Instructions to follow. Using the listing below, return every line that includes "title".
======
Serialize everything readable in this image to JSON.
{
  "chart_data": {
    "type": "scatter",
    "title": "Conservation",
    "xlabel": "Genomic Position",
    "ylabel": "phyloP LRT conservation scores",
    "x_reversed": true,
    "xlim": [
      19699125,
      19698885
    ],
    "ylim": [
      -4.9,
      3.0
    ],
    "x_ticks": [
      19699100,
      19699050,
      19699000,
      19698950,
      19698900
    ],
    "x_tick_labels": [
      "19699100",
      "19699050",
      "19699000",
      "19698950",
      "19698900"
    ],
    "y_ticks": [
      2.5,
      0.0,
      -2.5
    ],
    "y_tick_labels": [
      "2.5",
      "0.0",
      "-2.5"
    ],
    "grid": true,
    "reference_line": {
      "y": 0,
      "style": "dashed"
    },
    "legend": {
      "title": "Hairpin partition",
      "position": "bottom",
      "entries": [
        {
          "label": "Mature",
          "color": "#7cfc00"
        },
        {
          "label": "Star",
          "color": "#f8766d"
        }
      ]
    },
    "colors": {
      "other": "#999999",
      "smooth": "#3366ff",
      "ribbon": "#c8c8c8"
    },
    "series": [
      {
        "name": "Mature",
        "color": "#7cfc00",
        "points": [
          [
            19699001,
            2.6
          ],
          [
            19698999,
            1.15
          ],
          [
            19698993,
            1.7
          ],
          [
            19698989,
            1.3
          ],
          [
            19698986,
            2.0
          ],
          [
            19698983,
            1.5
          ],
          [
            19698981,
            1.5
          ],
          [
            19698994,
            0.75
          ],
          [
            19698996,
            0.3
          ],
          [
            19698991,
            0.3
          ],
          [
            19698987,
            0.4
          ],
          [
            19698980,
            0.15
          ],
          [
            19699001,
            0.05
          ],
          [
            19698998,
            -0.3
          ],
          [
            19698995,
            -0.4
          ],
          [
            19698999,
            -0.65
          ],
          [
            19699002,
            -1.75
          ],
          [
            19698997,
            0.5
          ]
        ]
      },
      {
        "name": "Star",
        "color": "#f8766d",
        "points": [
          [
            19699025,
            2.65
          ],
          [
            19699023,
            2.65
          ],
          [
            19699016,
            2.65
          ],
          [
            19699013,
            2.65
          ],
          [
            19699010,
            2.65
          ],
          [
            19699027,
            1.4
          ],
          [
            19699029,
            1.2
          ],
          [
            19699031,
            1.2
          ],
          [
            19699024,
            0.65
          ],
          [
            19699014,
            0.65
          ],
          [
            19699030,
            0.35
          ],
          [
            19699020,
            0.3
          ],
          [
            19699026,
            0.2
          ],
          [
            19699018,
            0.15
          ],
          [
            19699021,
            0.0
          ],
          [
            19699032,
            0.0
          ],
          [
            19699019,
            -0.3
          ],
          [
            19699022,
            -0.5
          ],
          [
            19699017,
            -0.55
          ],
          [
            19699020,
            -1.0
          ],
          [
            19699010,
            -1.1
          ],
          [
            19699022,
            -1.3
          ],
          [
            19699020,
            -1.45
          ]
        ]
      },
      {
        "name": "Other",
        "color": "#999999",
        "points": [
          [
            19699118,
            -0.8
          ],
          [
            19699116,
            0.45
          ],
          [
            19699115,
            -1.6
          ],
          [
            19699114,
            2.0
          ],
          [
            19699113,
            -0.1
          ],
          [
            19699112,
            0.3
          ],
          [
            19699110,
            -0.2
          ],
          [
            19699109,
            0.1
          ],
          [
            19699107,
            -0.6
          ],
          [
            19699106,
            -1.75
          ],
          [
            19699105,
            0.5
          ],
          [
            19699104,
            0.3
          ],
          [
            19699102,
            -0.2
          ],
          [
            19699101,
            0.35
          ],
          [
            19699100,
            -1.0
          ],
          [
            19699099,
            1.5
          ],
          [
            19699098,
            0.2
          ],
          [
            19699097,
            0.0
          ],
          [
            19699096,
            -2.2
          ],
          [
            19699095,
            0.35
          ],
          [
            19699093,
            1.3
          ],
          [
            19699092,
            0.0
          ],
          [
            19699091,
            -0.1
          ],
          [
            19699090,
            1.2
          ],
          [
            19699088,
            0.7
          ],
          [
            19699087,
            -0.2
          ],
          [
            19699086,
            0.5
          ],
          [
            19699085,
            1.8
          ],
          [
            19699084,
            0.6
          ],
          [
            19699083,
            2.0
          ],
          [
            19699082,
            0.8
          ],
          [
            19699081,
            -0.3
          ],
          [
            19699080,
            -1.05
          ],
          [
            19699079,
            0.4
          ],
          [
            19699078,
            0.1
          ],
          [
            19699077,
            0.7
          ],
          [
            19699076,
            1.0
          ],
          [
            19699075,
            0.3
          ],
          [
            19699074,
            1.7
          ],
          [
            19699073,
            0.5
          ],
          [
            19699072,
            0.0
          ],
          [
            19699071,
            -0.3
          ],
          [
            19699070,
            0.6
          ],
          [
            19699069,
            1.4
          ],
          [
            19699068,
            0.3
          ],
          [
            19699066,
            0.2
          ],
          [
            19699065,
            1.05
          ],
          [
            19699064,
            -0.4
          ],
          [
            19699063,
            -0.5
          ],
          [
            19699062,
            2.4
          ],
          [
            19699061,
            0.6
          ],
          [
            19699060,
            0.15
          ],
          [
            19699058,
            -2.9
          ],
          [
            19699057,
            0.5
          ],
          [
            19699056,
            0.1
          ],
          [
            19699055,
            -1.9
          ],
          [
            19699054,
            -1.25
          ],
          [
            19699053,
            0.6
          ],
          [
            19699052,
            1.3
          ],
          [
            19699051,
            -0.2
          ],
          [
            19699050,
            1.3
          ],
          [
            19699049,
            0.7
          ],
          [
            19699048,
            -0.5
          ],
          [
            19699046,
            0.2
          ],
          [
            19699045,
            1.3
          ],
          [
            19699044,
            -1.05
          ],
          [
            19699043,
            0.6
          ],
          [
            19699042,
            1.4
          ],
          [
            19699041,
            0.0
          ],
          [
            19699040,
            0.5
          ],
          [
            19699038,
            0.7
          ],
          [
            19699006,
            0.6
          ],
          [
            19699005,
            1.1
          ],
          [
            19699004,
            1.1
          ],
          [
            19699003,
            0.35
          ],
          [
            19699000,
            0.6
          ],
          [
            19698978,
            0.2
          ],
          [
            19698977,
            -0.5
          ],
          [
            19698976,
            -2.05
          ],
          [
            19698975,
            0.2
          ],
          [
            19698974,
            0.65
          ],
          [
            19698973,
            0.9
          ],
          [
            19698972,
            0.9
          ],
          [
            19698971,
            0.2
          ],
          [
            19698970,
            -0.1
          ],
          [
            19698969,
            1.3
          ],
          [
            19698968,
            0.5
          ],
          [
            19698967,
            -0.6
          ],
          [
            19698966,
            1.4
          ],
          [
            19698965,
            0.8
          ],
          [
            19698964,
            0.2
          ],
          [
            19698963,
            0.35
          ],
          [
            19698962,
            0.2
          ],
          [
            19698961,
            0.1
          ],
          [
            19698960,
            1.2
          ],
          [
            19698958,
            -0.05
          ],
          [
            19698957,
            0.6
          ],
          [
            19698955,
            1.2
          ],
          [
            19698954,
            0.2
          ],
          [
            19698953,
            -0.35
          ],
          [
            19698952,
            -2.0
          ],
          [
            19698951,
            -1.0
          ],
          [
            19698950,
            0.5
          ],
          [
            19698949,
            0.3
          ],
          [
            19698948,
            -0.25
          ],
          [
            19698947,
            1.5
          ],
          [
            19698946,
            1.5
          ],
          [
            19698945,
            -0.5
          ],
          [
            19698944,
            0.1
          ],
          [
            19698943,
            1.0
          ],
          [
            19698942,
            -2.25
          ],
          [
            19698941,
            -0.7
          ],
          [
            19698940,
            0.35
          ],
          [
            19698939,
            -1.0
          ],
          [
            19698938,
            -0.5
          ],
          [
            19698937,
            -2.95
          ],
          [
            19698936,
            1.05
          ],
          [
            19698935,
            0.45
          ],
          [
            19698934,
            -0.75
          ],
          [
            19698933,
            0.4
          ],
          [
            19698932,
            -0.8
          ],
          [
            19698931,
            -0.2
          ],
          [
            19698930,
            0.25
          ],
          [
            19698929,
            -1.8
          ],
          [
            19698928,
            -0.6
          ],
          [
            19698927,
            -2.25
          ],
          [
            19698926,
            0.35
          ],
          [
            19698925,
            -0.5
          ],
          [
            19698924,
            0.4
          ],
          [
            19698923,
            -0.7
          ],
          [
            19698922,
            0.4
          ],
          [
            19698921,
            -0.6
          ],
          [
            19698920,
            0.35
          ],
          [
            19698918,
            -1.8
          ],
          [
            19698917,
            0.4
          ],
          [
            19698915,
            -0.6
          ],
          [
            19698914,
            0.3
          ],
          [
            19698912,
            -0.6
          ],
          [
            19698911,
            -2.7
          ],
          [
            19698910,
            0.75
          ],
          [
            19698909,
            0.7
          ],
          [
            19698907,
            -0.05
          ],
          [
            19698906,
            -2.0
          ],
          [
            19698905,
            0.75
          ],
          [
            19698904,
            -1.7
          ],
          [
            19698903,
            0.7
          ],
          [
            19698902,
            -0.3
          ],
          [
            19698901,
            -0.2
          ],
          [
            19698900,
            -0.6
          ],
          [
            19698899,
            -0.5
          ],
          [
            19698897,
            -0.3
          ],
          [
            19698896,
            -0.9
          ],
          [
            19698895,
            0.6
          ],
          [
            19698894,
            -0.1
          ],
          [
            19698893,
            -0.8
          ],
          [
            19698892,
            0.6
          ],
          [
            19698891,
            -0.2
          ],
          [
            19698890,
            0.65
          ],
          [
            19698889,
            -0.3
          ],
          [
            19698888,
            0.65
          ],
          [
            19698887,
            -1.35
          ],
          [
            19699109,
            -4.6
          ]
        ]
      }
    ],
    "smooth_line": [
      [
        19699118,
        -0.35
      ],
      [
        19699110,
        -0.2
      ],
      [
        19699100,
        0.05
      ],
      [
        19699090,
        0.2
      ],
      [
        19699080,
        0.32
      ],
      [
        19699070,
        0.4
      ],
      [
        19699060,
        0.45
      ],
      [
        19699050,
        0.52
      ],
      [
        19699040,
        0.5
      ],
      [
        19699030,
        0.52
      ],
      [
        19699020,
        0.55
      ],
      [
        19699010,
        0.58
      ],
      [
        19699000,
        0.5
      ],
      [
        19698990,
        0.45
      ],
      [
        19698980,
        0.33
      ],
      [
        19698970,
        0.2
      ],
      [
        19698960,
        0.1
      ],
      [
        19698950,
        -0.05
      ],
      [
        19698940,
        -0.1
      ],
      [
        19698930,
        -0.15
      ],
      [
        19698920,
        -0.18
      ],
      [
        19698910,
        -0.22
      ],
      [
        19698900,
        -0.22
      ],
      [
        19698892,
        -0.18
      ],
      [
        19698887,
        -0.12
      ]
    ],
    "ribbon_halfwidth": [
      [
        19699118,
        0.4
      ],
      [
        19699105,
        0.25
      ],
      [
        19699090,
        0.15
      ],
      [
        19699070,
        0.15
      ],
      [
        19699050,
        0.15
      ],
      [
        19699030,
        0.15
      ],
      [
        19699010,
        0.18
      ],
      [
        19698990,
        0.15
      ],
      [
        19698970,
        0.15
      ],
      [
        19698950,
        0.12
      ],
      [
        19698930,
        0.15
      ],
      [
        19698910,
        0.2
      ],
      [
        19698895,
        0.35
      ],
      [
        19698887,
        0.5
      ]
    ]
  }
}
======
Answer section.
    "title": "Conservation",
      "title": "Hairpin partition",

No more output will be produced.